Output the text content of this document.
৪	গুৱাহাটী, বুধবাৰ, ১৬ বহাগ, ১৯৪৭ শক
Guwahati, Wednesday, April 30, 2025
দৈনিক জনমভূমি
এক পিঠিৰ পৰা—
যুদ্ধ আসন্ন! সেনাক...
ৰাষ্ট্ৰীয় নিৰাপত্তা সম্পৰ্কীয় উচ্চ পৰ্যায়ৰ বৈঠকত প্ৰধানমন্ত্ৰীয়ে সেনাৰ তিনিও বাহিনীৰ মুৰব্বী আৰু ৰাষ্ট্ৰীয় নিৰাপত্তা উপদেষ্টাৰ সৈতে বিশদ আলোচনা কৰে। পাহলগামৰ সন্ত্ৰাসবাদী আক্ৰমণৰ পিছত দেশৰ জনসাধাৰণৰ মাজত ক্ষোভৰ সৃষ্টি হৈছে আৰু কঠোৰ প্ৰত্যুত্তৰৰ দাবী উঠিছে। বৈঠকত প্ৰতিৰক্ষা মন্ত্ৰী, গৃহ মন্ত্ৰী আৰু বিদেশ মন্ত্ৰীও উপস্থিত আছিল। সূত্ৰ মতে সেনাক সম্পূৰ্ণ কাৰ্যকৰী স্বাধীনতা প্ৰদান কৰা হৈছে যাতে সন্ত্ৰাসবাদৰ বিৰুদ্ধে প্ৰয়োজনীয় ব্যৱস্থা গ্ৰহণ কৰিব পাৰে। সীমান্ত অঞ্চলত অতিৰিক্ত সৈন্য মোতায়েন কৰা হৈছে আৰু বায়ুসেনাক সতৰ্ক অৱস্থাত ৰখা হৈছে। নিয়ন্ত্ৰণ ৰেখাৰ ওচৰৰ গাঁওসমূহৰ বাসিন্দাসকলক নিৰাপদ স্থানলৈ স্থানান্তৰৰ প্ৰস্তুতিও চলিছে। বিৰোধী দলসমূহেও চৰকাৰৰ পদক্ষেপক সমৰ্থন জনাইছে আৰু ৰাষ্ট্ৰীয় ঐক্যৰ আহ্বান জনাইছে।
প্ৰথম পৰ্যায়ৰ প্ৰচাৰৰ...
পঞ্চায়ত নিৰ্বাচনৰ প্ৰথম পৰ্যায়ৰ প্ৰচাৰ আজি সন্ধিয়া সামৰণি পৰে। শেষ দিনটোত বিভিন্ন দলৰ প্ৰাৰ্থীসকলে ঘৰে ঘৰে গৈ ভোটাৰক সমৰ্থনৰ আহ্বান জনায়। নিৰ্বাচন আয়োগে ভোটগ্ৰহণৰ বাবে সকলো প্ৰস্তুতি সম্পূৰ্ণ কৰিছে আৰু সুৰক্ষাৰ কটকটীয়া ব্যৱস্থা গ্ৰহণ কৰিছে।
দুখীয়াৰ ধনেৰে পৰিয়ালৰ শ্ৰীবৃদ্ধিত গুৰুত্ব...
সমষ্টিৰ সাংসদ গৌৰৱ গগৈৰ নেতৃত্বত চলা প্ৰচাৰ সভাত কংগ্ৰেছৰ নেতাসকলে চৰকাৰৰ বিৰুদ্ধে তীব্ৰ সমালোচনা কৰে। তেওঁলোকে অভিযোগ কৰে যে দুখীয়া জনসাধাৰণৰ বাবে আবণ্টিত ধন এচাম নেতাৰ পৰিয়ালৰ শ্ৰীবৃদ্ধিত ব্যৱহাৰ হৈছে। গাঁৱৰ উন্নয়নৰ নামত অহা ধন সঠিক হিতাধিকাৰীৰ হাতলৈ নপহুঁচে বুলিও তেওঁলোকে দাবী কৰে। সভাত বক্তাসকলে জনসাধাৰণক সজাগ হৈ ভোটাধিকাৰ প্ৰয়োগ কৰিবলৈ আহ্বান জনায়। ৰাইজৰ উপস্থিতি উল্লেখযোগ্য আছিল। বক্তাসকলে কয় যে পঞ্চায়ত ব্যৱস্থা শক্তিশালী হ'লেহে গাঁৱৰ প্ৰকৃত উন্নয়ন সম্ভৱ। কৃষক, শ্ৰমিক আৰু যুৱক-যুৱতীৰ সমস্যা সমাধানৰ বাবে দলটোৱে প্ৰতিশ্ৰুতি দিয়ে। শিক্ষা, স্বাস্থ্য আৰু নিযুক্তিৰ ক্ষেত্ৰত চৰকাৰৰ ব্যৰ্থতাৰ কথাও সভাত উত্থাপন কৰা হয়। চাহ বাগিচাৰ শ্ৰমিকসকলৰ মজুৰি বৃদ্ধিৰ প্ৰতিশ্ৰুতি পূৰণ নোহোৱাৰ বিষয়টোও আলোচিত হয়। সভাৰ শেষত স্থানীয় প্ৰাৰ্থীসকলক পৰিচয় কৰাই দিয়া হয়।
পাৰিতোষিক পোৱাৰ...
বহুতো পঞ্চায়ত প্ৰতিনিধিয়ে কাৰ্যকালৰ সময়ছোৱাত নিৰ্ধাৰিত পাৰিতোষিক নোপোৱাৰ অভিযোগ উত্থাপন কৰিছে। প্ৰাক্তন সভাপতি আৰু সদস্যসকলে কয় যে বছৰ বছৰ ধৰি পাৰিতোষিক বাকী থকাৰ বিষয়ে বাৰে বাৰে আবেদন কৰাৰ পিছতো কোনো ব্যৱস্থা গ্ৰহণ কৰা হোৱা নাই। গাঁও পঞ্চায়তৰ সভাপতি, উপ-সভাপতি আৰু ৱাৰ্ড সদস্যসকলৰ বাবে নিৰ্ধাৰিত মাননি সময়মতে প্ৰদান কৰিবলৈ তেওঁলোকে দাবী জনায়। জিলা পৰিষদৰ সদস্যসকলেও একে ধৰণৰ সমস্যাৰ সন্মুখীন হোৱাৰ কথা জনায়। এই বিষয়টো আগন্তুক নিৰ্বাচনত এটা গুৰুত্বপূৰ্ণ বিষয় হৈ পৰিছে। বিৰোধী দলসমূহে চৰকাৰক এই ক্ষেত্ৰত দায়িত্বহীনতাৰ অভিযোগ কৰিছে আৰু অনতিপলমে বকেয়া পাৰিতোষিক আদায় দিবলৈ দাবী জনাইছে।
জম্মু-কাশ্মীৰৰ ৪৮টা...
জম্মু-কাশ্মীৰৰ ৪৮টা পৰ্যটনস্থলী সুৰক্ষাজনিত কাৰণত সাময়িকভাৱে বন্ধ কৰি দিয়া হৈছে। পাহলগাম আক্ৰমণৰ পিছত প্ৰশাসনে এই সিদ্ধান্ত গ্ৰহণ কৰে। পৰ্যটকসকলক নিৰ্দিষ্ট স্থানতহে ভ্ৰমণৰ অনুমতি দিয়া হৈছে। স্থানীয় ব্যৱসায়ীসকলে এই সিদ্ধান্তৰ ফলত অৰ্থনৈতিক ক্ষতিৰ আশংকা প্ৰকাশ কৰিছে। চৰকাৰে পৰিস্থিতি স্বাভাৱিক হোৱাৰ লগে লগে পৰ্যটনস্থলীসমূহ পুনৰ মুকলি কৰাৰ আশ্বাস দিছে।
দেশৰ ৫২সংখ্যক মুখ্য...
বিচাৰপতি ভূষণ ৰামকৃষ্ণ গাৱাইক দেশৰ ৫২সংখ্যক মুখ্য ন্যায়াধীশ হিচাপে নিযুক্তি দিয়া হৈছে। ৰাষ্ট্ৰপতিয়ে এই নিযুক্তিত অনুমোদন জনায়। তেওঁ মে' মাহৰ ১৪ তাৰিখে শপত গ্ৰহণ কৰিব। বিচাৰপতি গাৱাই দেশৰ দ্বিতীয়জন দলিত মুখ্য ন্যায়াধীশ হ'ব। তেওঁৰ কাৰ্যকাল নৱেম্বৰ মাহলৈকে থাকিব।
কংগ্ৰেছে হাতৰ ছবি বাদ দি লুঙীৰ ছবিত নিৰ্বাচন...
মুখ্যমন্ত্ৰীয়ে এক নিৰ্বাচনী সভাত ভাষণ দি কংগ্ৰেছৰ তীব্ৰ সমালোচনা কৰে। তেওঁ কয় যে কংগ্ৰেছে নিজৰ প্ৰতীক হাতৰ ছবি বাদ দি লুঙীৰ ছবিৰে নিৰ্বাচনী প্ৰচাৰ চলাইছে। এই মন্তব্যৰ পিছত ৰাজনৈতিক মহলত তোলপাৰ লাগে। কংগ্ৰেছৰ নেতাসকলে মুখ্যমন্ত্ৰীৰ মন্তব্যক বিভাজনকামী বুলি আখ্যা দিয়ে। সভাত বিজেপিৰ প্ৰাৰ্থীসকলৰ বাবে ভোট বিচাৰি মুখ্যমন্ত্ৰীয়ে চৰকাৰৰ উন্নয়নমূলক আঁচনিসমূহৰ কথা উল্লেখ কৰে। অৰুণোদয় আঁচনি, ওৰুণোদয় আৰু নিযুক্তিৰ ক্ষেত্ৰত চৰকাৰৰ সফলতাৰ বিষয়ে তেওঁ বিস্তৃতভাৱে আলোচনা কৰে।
# # # #
WHAT YOU SHOULD DO>
Where a line in the entries holds the word "দলসম", copy that line.

WRITTEN SOLUTION>
ৰাষ্ট্ৰীয় নিৰাপত্তা সম্পৰ্কীয় উচ্চ পৰ্যায়ৰ বৈঠকত প্ৰধানমন্ত্ৰীয়ে সেনাৰ তিনিও বাহিনীৰ মুৰব্বী আৰু ৰাষ্ট্ৰীয় নিৰাপত্তা উপদেষ্টাৰ সৈতে বিশদ আলোচনা কৰে। পাহলগামৰ সন্ত্ৰাসবাদী আক্ৰমণৰ পিছত দেশৰ জনসাধাৰণৰ মাজত ক্ষোভৰ সৃষ্টি হৈছে আৰু কঠোৰ প্ৰত্যুত্তৰৰ দাবী উঠিছে। বৈঠকত প্ৰতিৰক্ষা মন্ত্ৰী, গৃহ মন্ত্ৰী আৰু বিদেশ মন্ত্ৰীও উপস্থিত আছিল। সূত্ৰ মতে সেনাক সম্পূৰ্ণ কাৰ্যকৰী স্বাধীনতা প্ৰদান কৰা হৈছে যাতে সন্ত্ৰাসবাদৰ বিৰুদ্ধে প্ৰয়োজনীয় ব্যৱস্থা গ্ৰহণ কৰিব পাৰে। সীমান্ত অঞ্চলত অতিৰিক্ত সৈন্য মোতায়েন কৰা হৈছে আৰু বায়ুসেনাক সতৰ্ক অৱস্থাত ৰখা হৈছে। নিয়ন্ত্ৰণ ৰেখাৰ ওচৰৰ গাঁওসমূহৰ বাসিন্দাসকলক নিৰাপদ স্থানলৈ স্থানান্তৰৰ প্ৰস্তুতিও চলিছে। বিৰোধী দলসমূহেও চৰকাৰৰ পদক্ষেপক সমৰ্থন জনাইছে আৰু ৰাষ্ট্ৰীয় ঐক্যৰ আহ্বান জনাইছে।
বহুতো পঞ্চায়ত প্ৰতিনিধিয়ে কাৰ্যকালৰ সময়ছোৱাত নিৰ্ধাৰিত পাৰিতোষিক নোপোৱাৰ অভিযোগ উত্থাপন কৰিছে। প্ৰাক্তন সভাপতি আৰু সদস্যসকলে কয় যে বছৰ বছৰ ধৰি পাৰিতোষিক বাকী থকাৰ বিষয়ে বাৰে বাৰে আবেদন কৰাৰ পিছতো কোনো ব্যৱস্থা গ্ৰহণ কৰা হোৱা নাই। গাঁও পঞ্চায়তৰ সভাপতি, উপ-সভাপতি আৰু ৱাৰ্ড সদস্যসকলৰ বাবে নিৰ্ধাৰিত মাননি সময়মতে প্ৰদান কৰিবলৈ তেওঁলোকে দাবী জনায়। জিলা পৰিষদৰ সদস্যসকলেও একে ধৰণৰ সমস্যাৰ সন্মুখীন হোৱাৰ কথা জনায়। এই বিষয়টো আগন্তুক নিৰ্বাচনত এটা গুৰুত্বপূৰ্ণ বিষয় হৈ পৰিছে। বিৰোধী দলসমূহে চৰকাৰক এই ক্ষেত্ৰত দায়িত্বহীনতাৰ অভিযোগ কৰিছে আৰু অনতিপলমে বকেয়া পাৰিতোষিক আদায় দিবলৈ দাবী জনাইছে।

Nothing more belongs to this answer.